WRITTEN REQUEST
Reproduce the full listing below unchanged, apart from the pictures.

ITEMS
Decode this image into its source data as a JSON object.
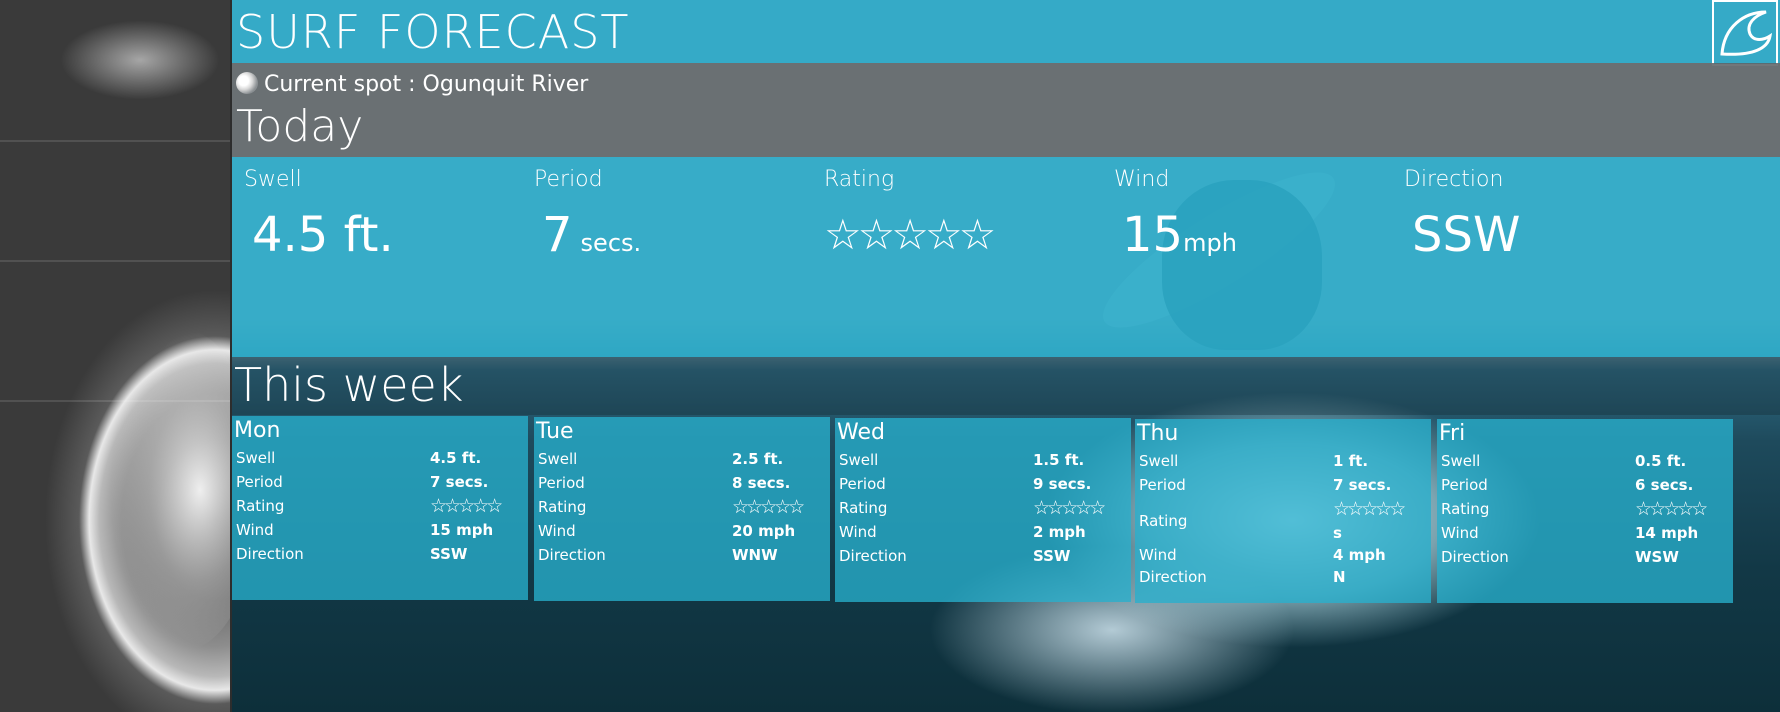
{
  "app": {
    "title": "SURF FORECAST"
  },
  "spot": {
    "label": "Current spot : Ogunquit River"
  },
  "today": {
    "heading": "Today",
    "swell": {
      "label": "Swell",
      "value": "4.5 ft."
    },
    "period": {
      "label": "Period",
      "value": "7",
      "unit": "secs."
    },
    "rating": {
      "label": "Rating",
      "stars": "☆☆☆☆☆"
    },
    "wind": {
      "label": "Wind",
      "value": "15",
      "unit": "mph"
    },
    "direction": {
      "label": "Direction",
      "value": "SSW"
    }
  },
  "week": {
    "heading": "This week",
    "labels": {
      "swell": "Swell",
      "period": "Period",
      "rating": "Rating",
      "wind": "Wind",
      "direction": "Direction"
    },
    "days": [
      {
        "name": "Mon",
        "swell": "4.5 ft.",
        "period": "7 secs.",
        "rating": "☆☆☆☆☆",
        "wind": "15 mph",
        "direction": "SSW"
      },
      {
        "name": "Tue",
        "swell": "2.5 ft.",
        "period": "8 secs.",
        "rating": "☆☆☆☆☆",
        "wind": "20 mph",
        "direction": "WNW"
      },
      {
        "name": "Wed",
        "swell": "1.5 ft.",
        "period": "9 secs.",
        "rating": "☆☆☆☆☆",
        "wind": "2 mph",
        "direction": "SSW"
      },
      {
        "name": "Thu",
        "swell": "1 ft.",
        "period": "7 secs.",
        "rating": "☆☆☆☆☆",
        "rating_extra": "s",
        "wind": "4 mph",
        "direction": "N"
      },
      {
        "name": "Fri",
        "swell": "0.5 ft.",
        "period": "6 secs.",
        "rating": "☆☆☆☆☆",
        "wind": "14 mph",
        "direction": "WSW"
      }
    ]
  },
  "colors": {
    "accent": "#35aac7",
    "spotbar": "#5f6468"
  }
}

SOLUTION FOR THIS EXERCISE
Decode this image into its source data as a JSON object.
{
  "app": {
    "title": "SURF FORECAST"
  },
  "spot": {
    "label": "Current spot : Ogunquit River"
  },
  "today": {
    "heading": "Today",
    "swell": {
      "label": "Swell",
      "value": "4.5 ft."
    },
    "period": {
      "label": "Period",
      "value": "7",
      "unit": "secs."
    },
    "rating": {
      "label": "Rating",
      "stars": "☆☆☆☆☆"
    },
    "wind": {
      "label": "Wind",
      "value": "15",
      "unit": "mph"
    },
    "direction": {
      "label": "Direction",
      "value": "SSW"
    }
  },
  "week": {
    "heading": "This week",
    "labels": {
      "swell": "Swell",
      "period": "Period",
      "rating": "Rating",
      "wind": "Wind",
      "direction": "Direction"
    },
    "days": [
      {
        "name": "Mon",
        "swell": "4.5 ft.",
        "period": "7 secs.",
        "rating": "☆☆☆☆☆",
        "wind": "15 mph",
        "direction": "SSW"
      },
      {
        "name": "Tue",
        "swell": "2.5 ft.",
        "period": "8 secs.",
        "rating": "☆☆☆☆☆",
        "wind": "20 mph",
        "direction": "WNW"
      },
      {
        "name": "Wed",
        "swell": "1.5 ft.",
        "period": "9 secs.",
        "rating": "☆☆☆☆☆",
        "wind": "2 mph",
        "direction": "SSW"
      },
      {
        "name": "Thu",
        "swell": "1 ft.",
        "period": "7 secs.",
        "rating": "☆☆☆☆☆",
        "rating_extra": "s",
        "wind": "4 mph",
        "direction": "N"
      },
      {
        "name": "Fri",
        "swell": "0.5 ft.",
        "period": "6 secs.",
        "rating": "☆☆☆☆☆",
        "wind": "14 mph",
        "direction": "WSW"
      }
    ]
  },
  "colors": {
    "accent": "#35aac7",
    "spotbar": "#5f6468"
  }
}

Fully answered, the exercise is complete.